Set down each line of the material that follows, exactly, with no pictures.

--- start of Data excerpts ---

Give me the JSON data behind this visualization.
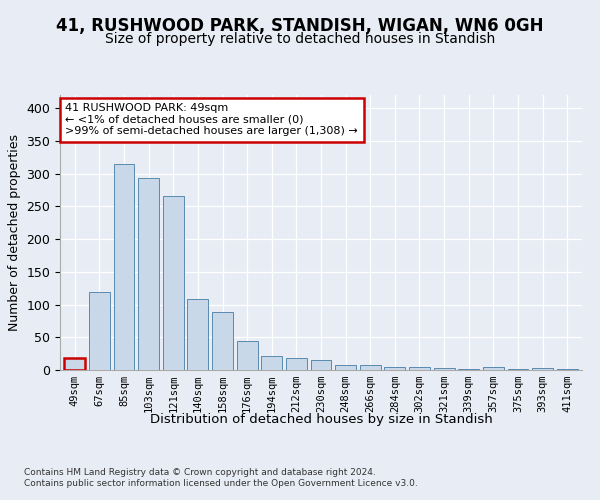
{
  "title": "41, RUSHWOOD PARK, STANDISH, WIGAN, WN6 0GH",
  "subtitle": "Size of property relative to detached houses in Standish",
  "xlabel": "Distribution of detached houses by size in Standish",
  "ylabel": "Number of detached properties",
  "bar_color": "#c8d8e8",
  "bar_edge_color": "#5a8ab0",
  "categories": [
    "49sqm",
    "67sqm",
    "85sqm",
    "103sqm",
    "121sqm",
    "140sqm",
    "158sqm",
    "176sqm",
    "194sqm",
    "212sqm",
    "230sqm",
    "248sqm",
    "266sqm",
    "284sqm",
    "302sqm",
    "321sqm",
    "339sqm",
    "357sqm",
    "375sqm",
    "393sqm",
    "411sqm"
  ],
  "values": [
    19,
    119,
    315,
    293,
    265,
    109,
    88,
    45,
    21,
    18,
    15,
    8,
    7,
    5,
    5,
    3,
    1,
    4,
    1,
    3,
    2
  ],
  "ylim": [
    0,
    420
  ],
  "yticks": [
    0,
    50,
    100,
    150,
    200,
    250,
    300,
    350,
    400
  ],
  "annotation_text": "41 RUSHWOOD PARK: 49sqm\n← <1% of detached houses are smaller (0)\n>99% of semi-detached houses are larger (1,308) →",
  "annotation_box_color": "#ffffff",
  "annotation_border_color": "#cc0000",
  "footer_text": "Contains HM Land Registry data © Crown copyright and database right 2024.\nContains public sector information licensed under the Open Government Licence v3.0.",
  "bg_color": "#e8ecf4",
  "plot_bg_color": "#e8ecf4",
  "grid_color": "#ffffff",
  "title_fontsize": 12,
  "subtitle_fontsize": 10,
  "highlight_bar_index": 0
}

--- end of Data excerpts ---

» Response:
Give me the JSON data behind this visualization.
{
  "title": "41, RUSHWOOD PARK, STANDISH, WIGAN, WN6 0GH",
  "subtitle": "Size of property relative to detached houses in Standish",
  "xlabel": "Distribution of detached houses by size in Standish",
  "ylabel": "Number of detached properties",
  "bar_color": "#c8d8e8",
  "bar_edge_color": "#5a8ab0",
  "categories": [
    "49sqm",
    "67sqm",
    "85sqm",
    "103sqm",
    "121sqm",
    "140sqm",
    "158sqm",
    "176sqm",
    "194sqm",
    "212sqm",
    "230sqm",
    "248sqm",
    "266sqm",
    "284sqm",
    "302sqm",
    "321sqm",
    "339sqm",
    "357sqm",
    "375sqm",
    "393sqm",
    "411sqm"
  ],
  "values": [
    19,
    119,
    315,
    293,
    265,
    109,
    88,
    45,
    21,
    18,
    15,
    8,
    7,
    5,
    5,
    3,
    1,
    4,
    1,
    3,
    2
  ],
  "ylim": [
    0,
    420
  ],
  "yticks": [
    0,
    50,
    100,
    150,
    200,
    250,
    300,
    350,
    400
  ],
  "annotation_text": "41 RUSHWOOD PARK: 49sqm\n← <1% of detached houses are smaller (0)\n>99% of semi-detached houses are larger (1,308) →",
  "annotation_box_color": "#ffffff",
  "annotation_border_color": "#cc0000",
  "footer_text": "Contains HM Land Registry data © Crown copyright and database right 2024.\nContains public sector information licensed under the Open Government Licence v3.0.",
  "bg_color": "#e8ecf4",
  "plot_bg_color": "#e8ecf4",
  "grid_color": "#ffffff",
  "title_fontsize": 12,
  "subtitle_fontsize": 10,
  "highlight_bar_index": 0
}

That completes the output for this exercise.